— begin —
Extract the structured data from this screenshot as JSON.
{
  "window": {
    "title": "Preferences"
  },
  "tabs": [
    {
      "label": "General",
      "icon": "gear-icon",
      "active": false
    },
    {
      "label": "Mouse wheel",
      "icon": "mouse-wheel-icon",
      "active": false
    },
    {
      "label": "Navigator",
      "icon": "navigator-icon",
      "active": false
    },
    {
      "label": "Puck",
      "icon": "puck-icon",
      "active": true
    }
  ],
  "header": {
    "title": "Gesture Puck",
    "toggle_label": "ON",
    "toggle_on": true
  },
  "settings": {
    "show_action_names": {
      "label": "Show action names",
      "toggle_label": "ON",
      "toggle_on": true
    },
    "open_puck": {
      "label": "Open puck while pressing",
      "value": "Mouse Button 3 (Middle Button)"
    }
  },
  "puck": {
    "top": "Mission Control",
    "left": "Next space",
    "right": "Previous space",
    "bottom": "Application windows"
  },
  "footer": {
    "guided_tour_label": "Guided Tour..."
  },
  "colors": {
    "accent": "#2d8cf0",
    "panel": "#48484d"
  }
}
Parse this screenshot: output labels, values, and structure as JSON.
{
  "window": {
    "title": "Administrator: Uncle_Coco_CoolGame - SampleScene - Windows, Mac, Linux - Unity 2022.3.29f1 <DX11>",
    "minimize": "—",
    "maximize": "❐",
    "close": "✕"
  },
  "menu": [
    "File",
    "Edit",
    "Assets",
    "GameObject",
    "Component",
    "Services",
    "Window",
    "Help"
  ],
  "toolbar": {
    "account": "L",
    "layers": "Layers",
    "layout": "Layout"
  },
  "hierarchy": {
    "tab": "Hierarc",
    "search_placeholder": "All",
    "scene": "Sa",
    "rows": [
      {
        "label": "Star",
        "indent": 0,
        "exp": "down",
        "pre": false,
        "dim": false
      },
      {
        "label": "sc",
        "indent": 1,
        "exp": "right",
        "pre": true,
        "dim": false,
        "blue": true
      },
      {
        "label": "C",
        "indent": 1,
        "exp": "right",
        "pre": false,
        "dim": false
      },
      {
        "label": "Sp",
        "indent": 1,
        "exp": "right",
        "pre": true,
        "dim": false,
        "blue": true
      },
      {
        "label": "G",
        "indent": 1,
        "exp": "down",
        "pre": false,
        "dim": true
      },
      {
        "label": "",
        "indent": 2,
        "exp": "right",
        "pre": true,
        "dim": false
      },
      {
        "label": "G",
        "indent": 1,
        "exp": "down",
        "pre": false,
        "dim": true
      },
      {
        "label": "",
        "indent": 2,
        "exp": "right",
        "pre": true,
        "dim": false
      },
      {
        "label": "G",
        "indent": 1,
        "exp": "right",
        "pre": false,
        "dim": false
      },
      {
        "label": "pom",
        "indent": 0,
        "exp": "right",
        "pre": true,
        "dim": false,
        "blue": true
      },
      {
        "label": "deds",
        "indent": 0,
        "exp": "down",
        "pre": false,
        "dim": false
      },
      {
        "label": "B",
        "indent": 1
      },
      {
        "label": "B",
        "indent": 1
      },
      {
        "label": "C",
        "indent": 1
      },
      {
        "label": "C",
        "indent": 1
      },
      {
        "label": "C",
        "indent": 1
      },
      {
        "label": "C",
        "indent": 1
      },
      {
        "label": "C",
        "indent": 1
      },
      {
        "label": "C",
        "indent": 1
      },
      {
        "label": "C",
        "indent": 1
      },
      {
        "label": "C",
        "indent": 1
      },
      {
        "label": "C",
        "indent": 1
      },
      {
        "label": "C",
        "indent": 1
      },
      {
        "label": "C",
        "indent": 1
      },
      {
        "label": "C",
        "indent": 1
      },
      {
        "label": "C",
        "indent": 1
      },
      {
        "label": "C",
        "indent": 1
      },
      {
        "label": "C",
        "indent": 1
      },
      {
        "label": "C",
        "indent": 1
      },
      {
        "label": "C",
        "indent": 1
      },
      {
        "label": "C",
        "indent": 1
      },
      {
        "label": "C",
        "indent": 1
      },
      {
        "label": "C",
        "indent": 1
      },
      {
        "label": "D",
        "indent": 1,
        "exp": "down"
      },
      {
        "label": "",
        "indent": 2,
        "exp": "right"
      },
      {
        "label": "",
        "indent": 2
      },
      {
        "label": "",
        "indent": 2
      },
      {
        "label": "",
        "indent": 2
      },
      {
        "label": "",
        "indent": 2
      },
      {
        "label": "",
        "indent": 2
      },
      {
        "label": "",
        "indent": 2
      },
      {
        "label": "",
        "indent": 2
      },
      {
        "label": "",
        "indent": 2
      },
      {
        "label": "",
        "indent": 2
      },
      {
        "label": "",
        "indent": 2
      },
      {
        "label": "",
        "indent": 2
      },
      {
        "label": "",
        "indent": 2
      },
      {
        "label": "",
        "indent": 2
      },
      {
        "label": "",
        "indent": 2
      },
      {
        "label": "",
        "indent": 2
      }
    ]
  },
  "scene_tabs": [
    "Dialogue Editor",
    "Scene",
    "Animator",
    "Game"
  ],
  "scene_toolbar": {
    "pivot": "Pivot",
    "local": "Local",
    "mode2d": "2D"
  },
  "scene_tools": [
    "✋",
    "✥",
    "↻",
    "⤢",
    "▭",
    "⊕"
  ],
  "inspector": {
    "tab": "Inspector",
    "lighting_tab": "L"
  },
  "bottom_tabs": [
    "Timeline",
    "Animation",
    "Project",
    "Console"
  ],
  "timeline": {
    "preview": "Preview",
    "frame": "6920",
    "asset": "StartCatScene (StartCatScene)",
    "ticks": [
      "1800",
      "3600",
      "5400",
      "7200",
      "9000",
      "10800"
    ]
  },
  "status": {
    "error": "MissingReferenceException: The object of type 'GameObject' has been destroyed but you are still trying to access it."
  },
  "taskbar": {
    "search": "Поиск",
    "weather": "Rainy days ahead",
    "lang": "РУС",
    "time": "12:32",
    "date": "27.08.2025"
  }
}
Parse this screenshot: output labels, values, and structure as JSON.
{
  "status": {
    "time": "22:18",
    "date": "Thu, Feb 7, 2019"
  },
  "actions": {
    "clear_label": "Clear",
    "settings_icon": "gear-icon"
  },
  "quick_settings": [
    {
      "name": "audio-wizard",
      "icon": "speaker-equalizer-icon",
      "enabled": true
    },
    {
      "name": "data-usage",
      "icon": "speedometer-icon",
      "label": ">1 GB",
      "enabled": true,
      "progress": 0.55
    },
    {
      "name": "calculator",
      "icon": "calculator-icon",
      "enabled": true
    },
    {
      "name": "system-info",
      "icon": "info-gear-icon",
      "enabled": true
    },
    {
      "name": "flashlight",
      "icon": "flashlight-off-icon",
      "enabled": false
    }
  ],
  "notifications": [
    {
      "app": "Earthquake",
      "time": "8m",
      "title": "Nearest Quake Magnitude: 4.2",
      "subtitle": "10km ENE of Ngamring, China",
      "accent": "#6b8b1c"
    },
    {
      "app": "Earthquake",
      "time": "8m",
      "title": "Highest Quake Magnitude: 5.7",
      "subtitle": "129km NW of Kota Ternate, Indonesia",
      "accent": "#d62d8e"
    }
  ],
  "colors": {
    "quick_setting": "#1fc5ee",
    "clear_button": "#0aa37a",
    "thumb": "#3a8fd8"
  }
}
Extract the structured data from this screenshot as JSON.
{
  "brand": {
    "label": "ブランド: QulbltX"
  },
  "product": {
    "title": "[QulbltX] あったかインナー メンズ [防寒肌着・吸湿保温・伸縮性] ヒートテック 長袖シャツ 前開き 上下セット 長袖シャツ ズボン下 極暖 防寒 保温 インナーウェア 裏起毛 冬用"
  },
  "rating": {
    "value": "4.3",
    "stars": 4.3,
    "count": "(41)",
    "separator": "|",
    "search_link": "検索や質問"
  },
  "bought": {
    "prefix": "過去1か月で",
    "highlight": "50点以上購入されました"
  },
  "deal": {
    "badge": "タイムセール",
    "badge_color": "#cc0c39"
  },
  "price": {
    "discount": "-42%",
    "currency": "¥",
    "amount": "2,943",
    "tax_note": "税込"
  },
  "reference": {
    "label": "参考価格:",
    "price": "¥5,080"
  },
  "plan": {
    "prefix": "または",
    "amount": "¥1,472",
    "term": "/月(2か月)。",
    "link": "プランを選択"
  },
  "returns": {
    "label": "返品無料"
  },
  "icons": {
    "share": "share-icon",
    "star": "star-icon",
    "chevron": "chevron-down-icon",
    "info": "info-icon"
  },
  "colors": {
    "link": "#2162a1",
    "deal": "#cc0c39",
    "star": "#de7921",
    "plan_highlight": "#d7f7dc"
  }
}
— end —
» **WRITTEN PROBLEM**
Extract all lines from the material above that include the word "wheel".

» **ANSWER TO THE TASK**
      "label": "Mouse wheel",
      "icon": "mouse-wheel-icon",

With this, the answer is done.